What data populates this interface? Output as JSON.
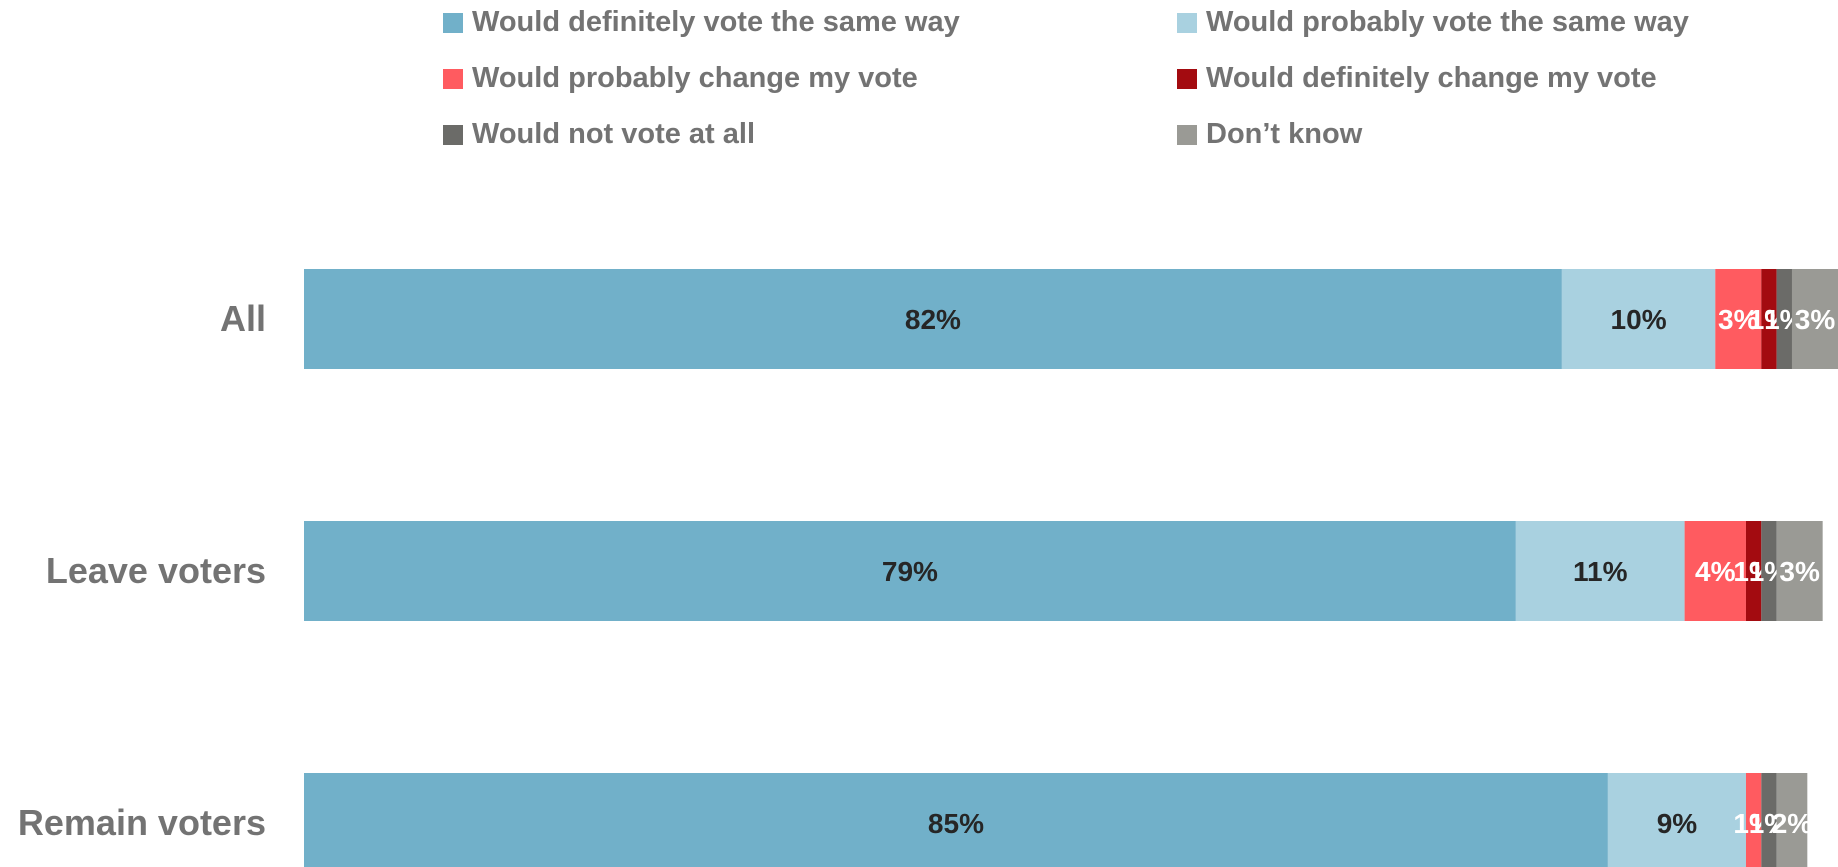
{
  "chart_data": {
    "type": "bar",
    "orientation": "horizontal",
    "stacked": true,
    "categories": [
      "All",
      "Leave voters",
      "Remain voters"
    ],
    "series": [
      {
        "name": "Would definitely vote the same way",
        "values": [
          82,
          79,
          85
        ],
        "labels": [
          "82%",
          "79%",
          "85%"
        ],
        "color": "#71b0c9",
        "label_color": "#262626"
      },
      {
        "name": "Would probably vote the same way",
        "values": [
          10,
          11,
          9
        ],
        "labels": [
          "10%",
          "11%",
          "9%"
        ],
        "color": "#a9d1e0",
        "label_color": "#262626"
      },
      {
        "name": "Would probably change my vote",
        "values": [
          3,
          4,
          1
        ],
        "labels": [
          "3%",
          "4%",
          "1%"
        ],
        "color": "#ff5b60",
        "label_color": "#ffffff"
      },
      {
        "name": "Would definitely change my vote",
        "values": [
          1,
          1,
          0
        ],
        "labels": [
          "1%",
          "1%",
          ""
        ],
        "color": "#a30b10",
        "label_color": "#ffffff"
      },
      {
        "name": "Would not vote at all",
        "values": [
          1,
          1,
          1
        ],
        "labels": [
          "1%",
          "1%",
          "1%"
        ],
        "color": "#6b6b68",
        "label_color": "#ffffff"
      },
      {
        "name": "Don’t know",
        "values": [
          3,
          3,
          2
        ],
        "labels": [
          "3%",
          "3%",
          "2%"
        ],
        "color": "#9a9a95",
        "label_color": "#ffffff"
      }
    ],
    "xlim": [
      0,
      100
    ],
    "grid": false,
    "legend_position": "top",
    "title": "",
    "xlabel": "",
    "ylabel": ""
  }
}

◇ ◇ ◇ ◇ ◇

## YOUR TASK
The records above are to be reproduced exactly; the pictures are to be left out.

## SOLUTION TO THE PROBLEM
What data populates this interface? Output as JSON.
{
  "chart_data": {
    "type": "bar",
    "orientation": "horizontal",
    "stacked": true,
    "categories": [
      "All",
      "Leave voters",
      "Remain voters"
    ],
    "series": [
      {
        "name": "Would definitely vote the same way",
        "values": [
          82,
          79,
          85
        ],
        "labels": [
          "82%",
          "79%",
          "85%"
        ],
        "color": "#71b0c9",
        "label_color": "#262626"
      },
      {
        "name": "Would probably vote the same way",
        "values": [
          10,
          11,
          9
        ],
        "labels": [
          "10%",
          "11%",
          "9%"
        ],
        "color": "#a9d1e0",
        "label_color": "#262626"
      },
      {
        "name": "Would probably change my vote",
        "values": [
          3,
          4,
          1
        ],
        "labels": [
          "3%",
          "4%",
          "1%"
        ],
        "color": "#ff5b60",
        "label_color": "#ffffff"
      },
      {
        "name": "Would definitely change my vote",
        "values": [
          1,
          1,
          0
        ],
        "labels": [
          "1%",
          "1%",
          ""
        ],
        "color": "#a30b10",
        "label_color": "#ffffff"
      },
      {
        "name": "Would not vote at all",
        "values": [
          1,
          1,
          1
        ],
        "labels": [
          "1%",
          "1%",
          "1%"
        ],
        "color": "#6b6b68",
        "label_color": "#ffffff"
      },
      {
        "name": "Don’t know",
        "values": [
          3,
          3,
          2
        ],
        "labels": [
          "3%",
          "3%",
          "2%"
        ],
        "color": "#9a9a95",
        "label_color": "#ffffff"
      }
    ],
    "xlim": [
      0,
      100
    ],
    "grid": false,
    "legend_position": "top",
    "title": "",
    "xlabel": "",
    "ylabel": ""
  }
}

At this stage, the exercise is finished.